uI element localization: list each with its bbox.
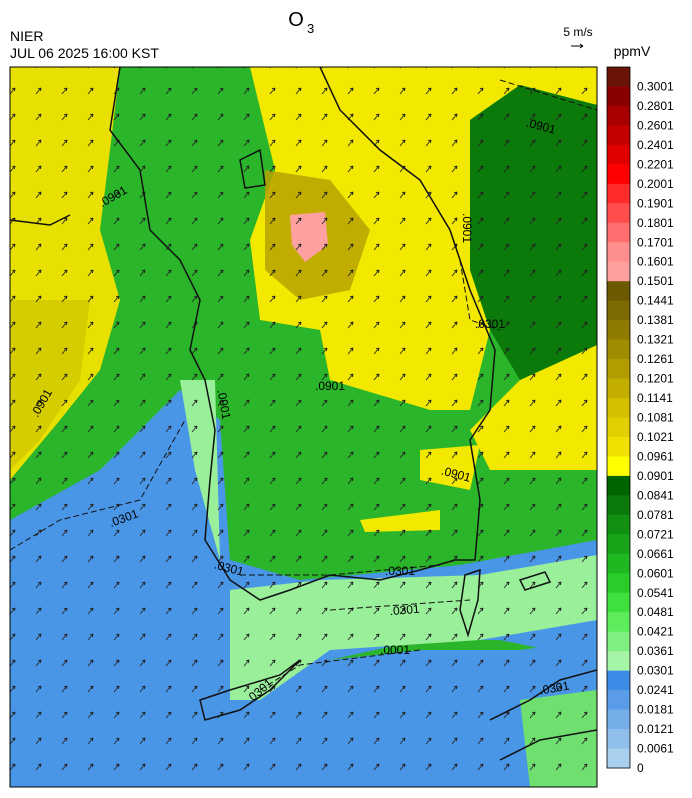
colorbar-label: 0.1601 bbox=[637, 255, 674, 269]
colorbar-segment bbox=[607, 339, 630, 360]
colorbar-segment bbox=[607, 320, 630, 341]
colorbar-segment bbox=[607, 436, 630, 457]
unit-label: ppmV bbox=[614, 43, 651, 59]
colorbar-label: 0.1381 bbox=[637, 313, 674, 327]
colorbar-segment bbox=[607, 281, 630, 302]
colorbar-label: 0.0601 bbox=[637, 566, 674, 580]
colorbar-segment bbox=[607, 475, 630, 496]
colorbar-label: 0.1261 bbox=[637, 352, 674, 366]
colorbar-label: 0.1141 bbox=[637, 391, 673, 405]
colorbar-label: 0.2801 bbox=[637, 99, 674, 113]
colorbar-segment bbox=[607, 690, 630, 711]
colorbar-segment bbox=[607, 534, 630, 555]
colorbar-label: 0.0481 bbox=[637, 605, 674, 619]
colorbar-label: 0.1501 bbox=[637, 274, 674, 288]
colorbar-label: 0.1021 bbox=[637, 430, 674, 444]
agency: NIER bbox=[10, 28, 43, 44]
colorbar-segment bbox=[607, 553, 630, 574]
colorbar-label: 0 bbox=[637, 761, 644, 775]
colorbar-segment bbox=[607, 164, 630, 185]
colorbar-segment bbox=[607, 514, 630, 535]
colorbar-label: 0.0721 bbox=[637, 527, 674, 541]
colorbar-segment bbox=[607, 105, 630, 126]
colorbar-segment bbox=[607, 456, 630, 477]
colorbar-label: 0.0961 bbox=[637, 449, 674, 463]
colorbar-segment bbox=[607, 222, 630, 243]
colorbar-segment bbox=[607, 242, 630, 263]
contour-label: .0901 bbox=[214, 388, 233, 420]
concentration-field bbox=[10, 67, 597, 787]
colorbar-segment bbox=[607, 670, 630, 691]
contour-label: .0901 bbox=[460, 213, 474, 243]
colorbar: 0.3001 0.2801 0.2601 0.2401 0.2201 0.2001 0.19… bbox=[606, 66, 674, 775]
colorbar-label: 0.0241 bbox=[637, 683, 674, 697]
colorbar-label: 0.3001 bbox=[637, 79, 674, 93]
colorbar-label: 0.1321 bbox=[637, 333, 674, 347]
colorbar-label: 0.0301 bbox=[637, 664, 674, 678]
colorbar-segment bbox=[607, 592, 630, 613]
colorbar-label: 0.0181 bbox=[637, 703, 674, 717]
colorbar-segment bbox=[607, 573, 630, 594]
contour-label: .0301 bbox=[475, 317, 505, 331]
colorbar-segment bbox=[607, 612, 630, 633]
colorbar-segment bbox=[607, 398, 630, 418]
colorbar-segment bbox=[607, 203, 630, 224]
colorbar-label: 0.2601 bbox=[637, 118, 674, 132]
colorbar-segment bbox=[607, 729, 630, 750]
colorbar-segment bbox=[607, 300, 630, 321]
colorbar-segment bbox=[607, 651, 630, 672]
map-frame bbox=[9, 66, 598, 788]
contour-label: .0001 bbox=[380, 643, 410, 657]
colorbar-frame bbox=[606, 66, 631, 769]
colorbar-label: 0.1081 bbox=[637, 411, 674, 425]
colorbar-segment bbox=[607, 748, 630, 769]
colorbar-label: 0.0541 bbox=[637, 586, 674, 600]
colorbar-label: 0.1441 bbox=[637, 294, 674, 308]
contour-label: .0301 bbox=[538, 679, 570, 698]
colorbar-label: 0.0661 bbox=[637, 547, 674, 561]
colorbar-segment bbox=[607, 417, 630, 438]
vector-scale-arrow-head bbox=[579, 43, 584, 49]
colorbar-label: 0.1801 bbox=[637, 216, 674, 230]
colorbar-label: 0.0061 bbox=[637, 742, 674, 756]
colorbar-segment bbox=[607, 67, 630, 87]
colorbar-segment bbox=[607, 378, 630, 399]
colorbar-label: 0.0781 bbox=[637, 508, 674, 522]
contour-label: .0301 bbox=[389, 602, 420, 619]
colorbar-label: 0.2201 bbox=[637, 157, 674, 171]
colorbar-label: 0.1701 bbox=[637, 235, 674, 249]
colorbar-label: 0.0121 bbox=[637, 722, 674, 736]
title-subscript: 3 bbox=[307, 21, 314, 36]
colorbar-segment bbox=[607, 709, 630, 730]
colorbar-segment bbox=[607, 144, 630, 165]
colorbar-segment bbox=[607, 183, 630, 204]
colorbar-segment bbox=[607, 359, 630, 380]
colorbar-label: 0.1901 bbox=[637, 196, 674, 210]
title: O bbox=[288, 9, 304, 31]
contours bbox=[10, 79, 597, 691]
colorbar-label: 0.2401 bbox=[637, 138, 674, 152]
colorbar-label: 0.0421 bbox=[637, 625, 674, 639]
vector-scale-label: 5 m/s bbox=[563, 25, 592, 39]
colorbar-label: 0.1201 bbox=[637, 372, 674, 386]
colorbar-label: 0.0361 bbox=[637, 644, 674, 658]
colorbar-segment bbox=[607, 631, 630, 652]
colorbar-segment bbox=[607, 261, 630, 282]
colorbar-segment bbox=[607, 86, 630, 107]
colorbar-segment bbox=[607, 495, 630, 516]
colorbar-label: 0.0901 bbox=[637, 469, 674, 483]
colorbar-label: 0.2001 bbox=[637, 177, 674, 191]
colorbar-segment bbox=[607, 125, 630, 146]
colorbar-label: 0.0841 bbox=[637, 488, 674, 502]
contour-label: .0301 bbox=[385, 564, 415, 578]
timestamp: JUL 06 2025 16:00 KST bbox=[10, 45, 159, 61]
contour-label: .0901 bbox=[315, 379, 345, 393]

» **WRITTEN TASK**:
Revise the records above so that every "contour-label" becomes "isoline-label", keeping everything else unchanged. Leave the pictures out of your answer.

» **TASK RESPONSE**:
uI element localization: list each with its bbox.
colorbar-label: 0.1601 bbox=[637, 255, 674, 269]
colorbar-segment bbox=[607, 339, 630, 360]
colorbar-segment bbox=[607, 320, 630, 341]
colorbar-segment bbox=[607, 436, 630, 457]
unit-label: ppmV bbox=[614, 43, 651, 59]
colorbar-label: 0.1381 bbox=[637, 313, 674, 327]
colorbar-segment bbox=[607, 281, 630, 302]
colorbar-label: 0.0601 bbox=[637, 566, 674, 580]
colorbar-segment bbox=[607, 475, 630, 496]
colorbar-label: 0.1261 bbox=[637, 352, 674, 366]
colorbar-label: 0.1141 bbox=[637, 391, 673, 405]
colorbar-label: 0.2801 bbox=[637, 99, 674, 113]
colorbar-segment bbox=[607, 690, 630, 711]
colorbar-segment bbox=[607, 534, 630, 555]
colorbar-label: 0.0481 bbox=[637, 605, 674, 619]
colorbar-label: 0.1501 bbox=[637, 274, 674, 288]
colorbar-label: 0.1021 bbox=[637, 430, 674, 444]
agency: NIER bbox=[10, 28, 43, 44]
colorbar-segment bbox=[607, 553, 630, 574]
colorbar-label: 0 bbox=[637, 761, 644, 775]
colorbar-segment bbox=[607, 164, 630, 185]
colorbar-segment bbox=[607, 514, 630, 535]
colorbar-label: 0.0721 bbox=[637, 527, 674, 541]
colorbar-segment bbox=[607, 105, 630, 126]
colorbar-segment bbox=[607, 456, 630, 477]
colorbar-label: 0.0961 bbox=[637, 449, 674, 463]
colorbar-segment bbox=[607, 222, 630, 243]
colorbar-segment bbox=[607, 242, 630, 263]
isoline-label: .0901 bbox=[214, 388, 233, 420]
concentration-field bbox=[10, 67, 597, 787]
colorbar-segment bbox=[607, 670, 630, 691]
isoline-label: .0901 bbox=[460, 213, 474, 243]
colorbar: 0.3001 0.2801 0.2601 0.2401 0.2201 0.2001 0.19… bbox=[606, 66, 674, 775]
colorbar-label: 0.0241 bbox=[637, 683, 674, 697]
colorbar-label: 0.3001 bbox=[637, 79, 674, 93]
colorbar-label: 0.1321 bbox=[637, 333, 674, 347]
colorbar-label: 0.0301 bbox=[637, 664, 674, 678]
colorbar-segment bbox=[607, 592, 630, 613]
colorbar-label: 0.0181 bbox=[637, 703, 674, 717]
colorbar-segment bbox=[607, 573, 630, 594]
isoline-label: .0301 bbox=[475, 317, 505, 331]
colorbar-segment bbox=[607, 612, 630, 633]
colorbar-segment bbox=[607, 398, 630, 418]
colorbar-segment bbox=[607, 203, 630, 224]
colorbar-label: 0.2601 bbox=[637, 118, 674, 132]
colorbar-segment bbox=[607, 729, 630, 750]
colorbar-segment bbox=[607, 300, 630, 321]
colorbar-segment bbox=[607, 651, 630, 672]
map-frame bbox=[9, 66, 598, 788]
isoline-label: .0001 bbox=[380, 643, 410, 657]
colorbar-frame bbox=[606, 66, 631, 769]
colorbar-label: 0.1081 bbox=[637, 411, 674, 425]
colorbar-segment bbox=[607, 748, 630, 769]
colorbar-label: 0.0541 bbox=[637, 586, 674, 600]
colorbar-label: 0.1441 bbox=[637, 294, 674, 308]
isoline-label: .0301 bbox=[538, 679, 570, 698]
colorbar-label: 0.0661 bbox=[637, 547, 674, 561]
colorbar-segment bbox=[607, 417, 630, 438]
vector-scale-arrow-head bbox=[579, 43, 584, 49]
colorbar-label: 0.1801 bbox=[637, 216, 674, 230]
colorbar-label: 0.0061 bbox=[637, 742, 674, 756]
colorbar-segment bbox=[607, 67, 630, 87]
colorbar-segment bbox=[607, 378, 630, 399]
colorbar-label: 0.0781 bbox=[637, 508, 674, 522]
isoline-label: .0301 bbox=[389, 602, 420, 619]
colorbar-label: 0.2201 bbox=[637, 157, 674, 171]
colorbar-label: 0.1701 bbox=[637, 235, 674, 249]
colorbar-label: 0.0121 bbox=[637, 722, 674, 736]
title-subscript: 3 bbox=[307, 21, 314, 36]
colorbar-segment bbox=[607, 709, 630, 730]
colorbar-segment bbox=[607, 144, 630, 165]
colorbar-segment bbox=[607, 183, 630, 204]
colorbar-segment bbox=[607, 359, 630, 380]
colorbar-label: 0.1901 bbox=[637, 196, 674, 210]
title: O bbox=[288, 9, 304, 31]
contours bbox=[10, 79, 597, 691]
colorbar-label: 0.2401 bbox=[637, 138, 674, 152]
colorbar-label: 0.0421 bbox=[637, 625, 674, 639]
vector-scale-label: 5 m/s bbox=[563, 25, 592, 39]
colorbar-label: 0.1201 bbox=[637, 372, 674, 386]
colorbar-label: 0.0361 bbox=[637, 644, 674, 658]
colorbar-segment bbox=[607, 631, 630, 652]
colorbar-segment bbox=[607, 261, 630, 282]
colorbar-segment bbox=[607, 86, 630, 107]
colorbar-segment bbox=[607, 495, 630, 516]
colorbar-label: 0.0901 bbox=[637, 469, 674, 483]
colorbar-label: 0.2001 bbox=[637, 177, 674, 191]
colorbar-segment bbox=[607, 125, 630, 146]
colorbar-label: 0.0841 bbox=[637, 488, 674, 502]
isoline-label: .0301 bbox=[385, 564, 415, 578]
timestamp: JUL 06 2025 16:00 KST bbox=[10, 45, 159, 61]
isoline-label: .0901 bbox=[315, 379, 345, 393]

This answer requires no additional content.